Locate each line in the records containing "hant". Copy it.
==== PROVIDED DATA
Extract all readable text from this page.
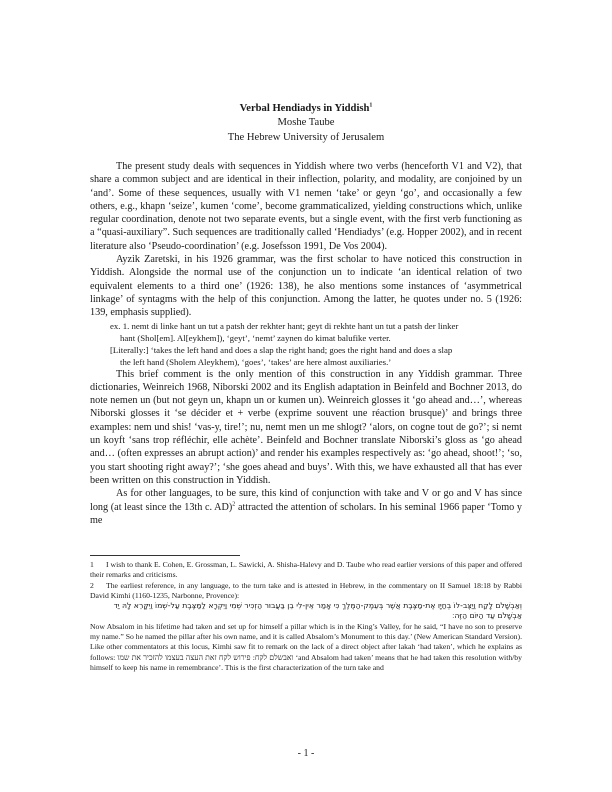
Verbal Hendiadys in Yiddish$^1$
Moshe Taube
The Hebrew University of Jerusalem

The present study deals with sequences in Yiddish where two verbs (henceforth V1 and V2), that share a common subject and are identical in their inflection, polarity, and modality, are conjoined by un ‘and’. Some of these sequences, usually with V1 nemen ‘take’ or geyn ‘go’, and occasionally a few others, e.g., khapn ‘seize’, kumen ‘come’, become grammaticalized, yielding constructions which, unlike regular coordination, denote not two separate events, but a single event, with the first verb functioning as a “quasi-auxiliary”. Such sequences are traditionally called ‘Hendiadys’ (e.g. Hopper 2002), and in recent literature also ‘Pseudo-coordination’ (e.g. Josefsson 1991, De Vos 2004).

Ayzik Zaretski, in his 1926 grammar, was the first scholar to have noticed this construction in Yiddish. Alongside the normal use of the conjunction un to indicate ‘an identical relation of two equivalent elements to a third one’ (1926: 138), he also mentions some instances of ‘asymmetrical linkage’ of syntagms with the help of this conjunction. Among the latter, he quotes under no. 5 (1926: 139, emphasis supplied).

ex. 1. nemt di linke hant un tut a patsh der rekhter hant; geyt di rekhte hant un tut a patsh der linker

hant (Shol[em]. Al[eykhem]), ‘geyt’, ‘nemt’ zaynen do kimat balufike verter.

[Literally:] ‘takes the left hand and does a slap the right hand; goes the right hand and does a slap

the left hand (Sholem Aleykhem), ‘goes’, ‘takes’ are here almost auxiliaries.’

This brief comment is the only mention of this construction in any Yiddish grammar. Three dictionaries, Weinreich 1968, Niborski 2002 and its English adaptation in Beinfeld and Bochner 2013, do note nemen un (but not geyn un, khapn un or kumen un). Weinreich glosses it ‘go ahead and…’, whereas Niborski glosses it ‘se décider et + verbe (exprime souvent une réaction brusque)’ and brings three examples: nem und shis! ‘vas-y, tire!’; nu, nemt men un me shlogt? ‘alors, on cogne tout de go?’; si nemt un koyft ‘sans trop réfléchir, elle achète’. Beinfeld and Bochner translate Niborski’s gloss as ‘go ahead and… (often expresses an abrupt action)’ and render his examples respectively as: ‘go ahead, shoot!’; ‘so, you start shooting right away?’; ‘she goes ahead and buys’. With this, we have exhausted all that has ever been written on this construction in Yiddish.

As for other languages, to be sure, this kind of conjunction with take and V or go and V has since long (at least since the 13th c. AD)$^2$ attracted the attention of scholars. In his seminal 1966 paper ‘Tomo y me

1 I wish to thank E. Cohen, E. Grossman, L. Sawicki, A. Shisha-Halevy and D. Taube who read earlier versions of this paper and offered their remarks and criticisms.

2 The earliest reference, in any language, to the turn take and is attested in Hebrew, in the commentary on II Samuel 18:18 by Rabbi David Kimhi (1160-1235, Narbonne, Provence):

וְאַבְשָׁלֹם לָקַח וַיַּצֶּב-לוֹ בְחַיָּו אֶת-מַצֶּבֶת אֲשֶׁר בְּעֵמֶק-הַמֶּלֶךְ כִּי אָמַר אֵין-לִי בֵן בַּעֲבוּר הַזְכִּיר שְׁמִי וַיִּקְרָא לַמַּצֶּבֶת עַל-שְׁמוֹ וַיִּקָּרֵא לָהּ יַד אַבְשָׁלֹם עַד הַיּוֹם הַזֶּה׃

Now Absalom in his lifetime had taken and set up for himself a pillar which is in the King’s Valley, for he said, “I have no son to preserve my name.” So he named the pillar after his own name, and it is called Absalom’s Monument to this day.’ (New American Standard Version). Like other commentators at this locus, Kimhi saw fit to remark on the lack of a direct object after lakah ‘had taken’, which he explains as follows: ואבשלם לקח: פירוש לקח זאת העצה בעצמו להזכיר את שמו ‘and Absalom had taken’ means that he had taken this resolution with/by himself to keep his name in remembrance’. This is the first characterization of the turn take and

- 1 -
========
TASK ANSWER »
ex. 1. nemt di linke hant un tut a patsh der rekhter hant; geyt di rekhte hant un tut a patsh der linker
hant (Shol[em]. Al[eykhem]), ‘geyt’, ‘nemt’ zaynen do kimat balufike verter.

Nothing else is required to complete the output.